* Records shown *
_ _ _ _ _ _ _

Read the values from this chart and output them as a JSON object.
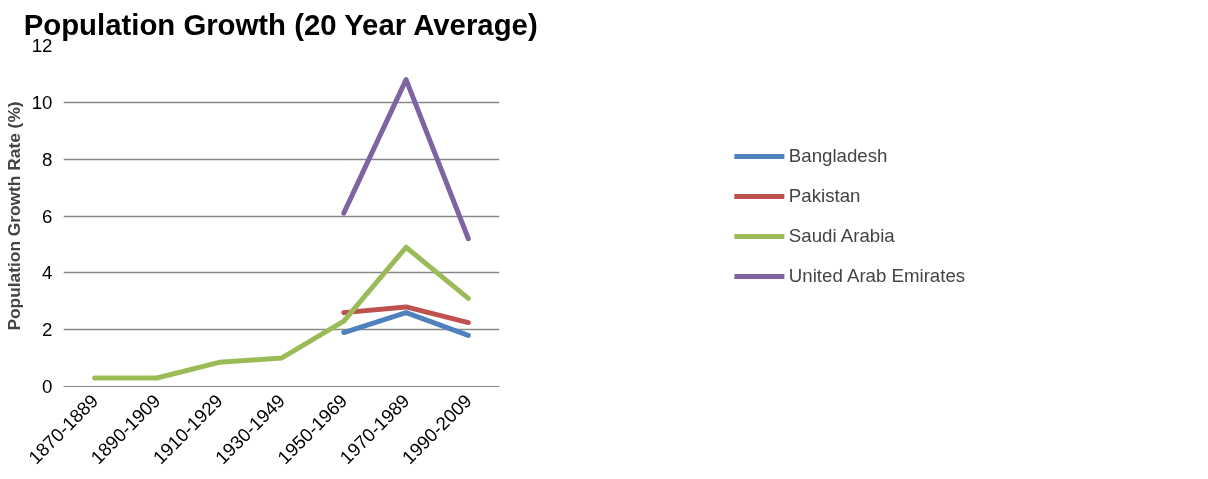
{
  "chart_data": {
    "type": "line",
    "title": "Population Growth (20 Year Average)",
    "ylabel": "Population Growth Rate (%)",
    "categories": [
      "1870-1889",
      "1890-1909",
      "1910-1929",
      "1930-1949",
      "1950-1969",
      "1970-1989",
      "1990-2009"
    ],
    "series": [
      {
        "name": "Bangladesh",
        "color": "#4f81bd",
        "values": [
          null,
          null,
          null,
          null,
          1.9,
          2.6,
          1.8
        ]
      },
      {
        "name": "Pakistan",
        "color": "#c0504d",
        "values": [
          null,
          null,
          null,
          null,
          2.6,
          2.8,
          2.25
        ]
      },
      {
        "name": "Saudi Arabia",
        "color": "#9bbb59",
        "values": [
          0.3,
          0.3,
          0.85,
          1.0,
          2.3,
          4.9,
          3.1
        ]
      },
      {
        "name": "United Arab Emirates",
        "color": "#8064a2",
        "values": [
          null,
          null,
          null,
          null,
          6.1,
          10.8,
          5.2
        ]
      }
    ],
    "ylim": [
      0,
      12
    ],
    "yticks": [
      0,
      2,
      4,
      6,
      8,
      10,
      12
    ],
    "grid": "y",
    "legend": "right",
    "line_style": "solid"
  }
}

_ _ _ _ _ _ _

* Problem requirements *
Reproduce all the entries that precede this task, word for word, minus any pictures.

* Exercise solution *
Read the values from this chart and output them as a JSON object.
{
  "chart_data": {
    "type": "line",
    "title": "Population Growth (20 Year Average)",
    "ylabel": "Population Growth Rate (%)",
    "categories": [
      "1870-1889",
      "1890-1909",
      "1910-1929",
      "1930-1949",
      "1950-1969",
      "1970-1989",
      "1990-2009"
    ],
    "series": [
      {
        "name": "Bangladesh",
        "color": "#4f81bd",
        "values": [
          null,
          null,
          null,
          null,
          1.9,
          2.6,
          1.8
        ]
      },
      {
        "name": "Pakistan",
        "color": "#c0504d",
        "values": [
          null,
          null,
          null,
          null,
          2.6,
          2.8,
          2.25
        ]
      },
      {
        "name": "Saudi Arabia",
        "color": "#9bbb59",
        "values": [
          0.3,
          0.3,
          0.85,
          1.0,
          2.3,
          4.9,
          3.1
        ]
      },
      {
        "name": "United Arab Emirates",
        "color": "#8064a2",
        "values": [
          null,
          null,
          null,
          null,
          6.1,
          10.8,
          5.2
        ]
      }
    ],
    "ylim": [
      0,
      12
    ],
    "yticks": [
      0,
      2,
      4,
      6,
      8,
      10,
      12
    ],
    "grid": "y",
    "legend": "right",
    "line_style": "solid"
  }
}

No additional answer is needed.